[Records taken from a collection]
____

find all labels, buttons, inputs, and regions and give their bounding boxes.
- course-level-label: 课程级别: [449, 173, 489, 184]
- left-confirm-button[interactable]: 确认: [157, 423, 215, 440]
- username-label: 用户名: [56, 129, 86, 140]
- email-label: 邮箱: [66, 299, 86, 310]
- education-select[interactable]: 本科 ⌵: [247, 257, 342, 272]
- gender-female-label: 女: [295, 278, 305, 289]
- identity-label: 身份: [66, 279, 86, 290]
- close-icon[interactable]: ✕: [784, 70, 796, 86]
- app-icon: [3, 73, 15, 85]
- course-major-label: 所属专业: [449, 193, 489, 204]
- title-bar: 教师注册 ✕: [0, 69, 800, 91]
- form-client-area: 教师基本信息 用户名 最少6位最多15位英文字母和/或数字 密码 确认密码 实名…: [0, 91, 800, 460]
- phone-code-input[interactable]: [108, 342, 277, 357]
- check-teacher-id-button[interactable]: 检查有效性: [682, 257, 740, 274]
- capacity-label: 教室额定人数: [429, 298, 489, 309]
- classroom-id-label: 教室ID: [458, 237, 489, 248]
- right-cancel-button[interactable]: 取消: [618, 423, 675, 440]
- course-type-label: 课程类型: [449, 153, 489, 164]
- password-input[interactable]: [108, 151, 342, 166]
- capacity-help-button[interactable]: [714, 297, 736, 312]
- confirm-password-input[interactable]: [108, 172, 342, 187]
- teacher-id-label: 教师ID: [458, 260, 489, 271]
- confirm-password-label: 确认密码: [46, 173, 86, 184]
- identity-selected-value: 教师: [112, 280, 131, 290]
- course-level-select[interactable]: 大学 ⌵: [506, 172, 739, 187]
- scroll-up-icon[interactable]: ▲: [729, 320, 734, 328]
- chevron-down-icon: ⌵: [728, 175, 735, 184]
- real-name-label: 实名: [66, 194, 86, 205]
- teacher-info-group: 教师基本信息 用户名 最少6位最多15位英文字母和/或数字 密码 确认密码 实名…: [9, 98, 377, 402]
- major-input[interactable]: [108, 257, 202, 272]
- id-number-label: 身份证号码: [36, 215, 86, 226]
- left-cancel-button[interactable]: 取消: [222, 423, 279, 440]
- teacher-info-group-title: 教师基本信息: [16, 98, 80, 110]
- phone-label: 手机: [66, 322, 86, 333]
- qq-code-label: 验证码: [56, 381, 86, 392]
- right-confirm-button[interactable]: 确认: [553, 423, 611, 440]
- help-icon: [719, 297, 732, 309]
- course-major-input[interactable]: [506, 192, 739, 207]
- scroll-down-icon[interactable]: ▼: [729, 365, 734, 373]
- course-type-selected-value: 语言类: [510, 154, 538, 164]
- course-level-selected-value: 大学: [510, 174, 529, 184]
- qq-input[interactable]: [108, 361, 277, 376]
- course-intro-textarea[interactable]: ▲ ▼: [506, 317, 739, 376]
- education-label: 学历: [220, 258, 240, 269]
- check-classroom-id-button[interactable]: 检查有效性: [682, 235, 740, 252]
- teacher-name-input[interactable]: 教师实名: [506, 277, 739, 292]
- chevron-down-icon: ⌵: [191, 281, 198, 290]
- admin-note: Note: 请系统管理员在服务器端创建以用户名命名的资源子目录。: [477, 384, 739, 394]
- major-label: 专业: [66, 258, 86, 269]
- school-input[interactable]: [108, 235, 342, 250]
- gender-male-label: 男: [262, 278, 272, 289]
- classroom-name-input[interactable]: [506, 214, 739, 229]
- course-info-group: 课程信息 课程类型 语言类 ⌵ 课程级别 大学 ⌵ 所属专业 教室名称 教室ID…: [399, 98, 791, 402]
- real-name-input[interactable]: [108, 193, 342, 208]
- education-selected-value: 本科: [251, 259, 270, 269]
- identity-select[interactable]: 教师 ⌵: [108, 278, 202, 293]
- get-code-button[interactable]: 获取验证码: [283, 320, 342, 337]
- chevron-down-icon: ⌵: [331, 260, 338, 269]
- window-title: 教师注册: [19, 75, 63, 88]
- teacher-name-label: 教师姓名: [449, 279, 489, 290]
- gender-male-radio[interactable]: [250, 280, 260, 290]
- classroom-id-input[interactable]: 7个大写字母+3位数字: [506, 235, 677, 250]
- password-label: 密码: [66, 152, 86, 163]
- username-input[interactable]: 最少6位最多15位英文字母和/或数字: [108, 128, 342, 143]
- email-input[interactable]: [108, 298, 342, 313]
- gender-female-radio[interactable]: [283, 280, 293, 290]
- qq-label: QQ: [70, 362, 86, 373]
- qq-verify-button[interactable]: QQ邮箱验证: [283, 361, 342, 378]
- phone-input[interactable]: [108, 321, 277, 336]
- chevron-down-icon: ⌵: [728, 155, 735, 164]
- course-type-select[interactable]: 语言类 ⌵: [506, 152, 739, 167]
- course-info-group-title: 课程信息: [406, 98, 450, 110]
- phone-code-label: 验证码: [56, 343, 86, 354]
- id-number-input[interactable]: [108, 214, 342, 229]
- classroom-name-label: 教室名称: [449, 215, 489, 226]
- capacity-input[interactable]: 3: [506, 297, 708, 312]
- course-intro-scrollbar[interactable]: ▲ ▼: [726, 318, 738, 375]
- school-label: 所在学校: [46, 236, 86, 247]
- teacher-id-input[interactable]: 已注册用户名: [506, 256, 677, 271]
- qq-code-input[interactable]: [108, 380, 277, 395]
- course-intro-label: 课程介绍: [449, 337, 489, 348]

____

## Work to be completed
Rename "interactable" to "actionable" in the records, starting at the first line and ending at the line containing "- course-intro-textarea[interactable]: ▲". Return only those lines, with everything else unchanged.

## Task result
find all labels, buttons, inputs, and regions and give their bounding boxes.
- course-level-label: 课程级别: [449, 173, 489, 184]
- left-confirm-button[actionable]: 确认: [157, 423, 215, 440]
- username-label: 用户名: [56, 129, 86, 140]
- email-label: 邮箱: [66, 299, 86, 310]
- education-select[actionable]: 本科 ⌵: [247, 257, 342, 272]
- gender-female-label: 女: [295, 278, 305, 289]
- identity-label: 身份: [66, 279, 86, 290]
- close-icon[actionable]: ✕: [784, 70, 796, 86]
- app-icon: [3, 73, 15, 85]
- course-major-label: 所属专业: [449, 193, 489, 204]
- title-bar: 教师注册 ✕: [0, 69, 800, 91]
- form-client-area: 教师基本信息 用户名 最少6位最多15位英文字母和/或数字 密码 确认密码 实名…: [0, 91, 800, 460]
- phone-code-input[actionable]: [108, 342, 277, 357]
- check-teacher-id-button[actionable]: 检查有效性: [682, 257, 740, 274]
- capacity-label: 教室额定人数: [429, 298, 489, 309]
- classroom-id-label: 教室ID: [458, 237, 489, 248]
- right-cancel-button[actionable]: 取消: [618, 423, 675, 440]
- course-type-label: 课程类型: [449, 153, 489, 164]
- password-input[actionable]: [108, 151, 342, 166]
- capacity-help-button[actionable]: [714, 297, 736, 312]
- confirm-password-input[actionable]: [108, 172, 342, 187]
- teacher-id-label: 教师ID: [458, 260, 489, 271]
- confirm-password-label: 确认密码: [46, 173, 86, 184]
- identity-selected-value: 教师: [112, 280, 131, 290]
- course-level-select[actionable]: 大学 ⌵: [506, 172, 739, 187]
- scroll-up-icon[actionable]: ▲: [729, 320, 734, 328]
- chevron-down-icon: ⌵: [728, 175, 735, 184]
- real-name-label: 实名: [66, 194, 86, 205]
- teacher-info-group: 教师基本信息 用户名 最少6位最多15位英文字母和/或数字 密码 确认密码 实名…: [9, 98, 377, 402]
- major-input[actionable]: [108, 257, 202, 272]
- id-number-label: 身份证号码: [36, 215, 86, 226]
- left-cancel-button[actionable]: 取消: [222, 423, 279, 440]
- teacher-info-group-title: 教师基本信息: [16, 98, 80, 110]
- phone-label: 手机: [66, 322, 86, 333]
- qq-code-label: 验证码: [56, 381, 86, 392]
- right-confirm-button[actionable]: 确认: [553, 423, 611, 440]
- help-icon: [719, 297, 732, 309]
- course-major-input[actionable]: [506, 192, 739, 207]
- scroll-down-icon[actionable]: ▼: [729, 365, 734, 373]
- course-type-selected-value: 语言类: [510, 154, 538, 164]
- course-level-selected-value: 大学: [510, 174, 529, 184]
- qq-input[actionable]: [108, 361, 277, 376]
- course-intro-textarea[actionable]: ▲ ▼: [506, 317, 739, 376]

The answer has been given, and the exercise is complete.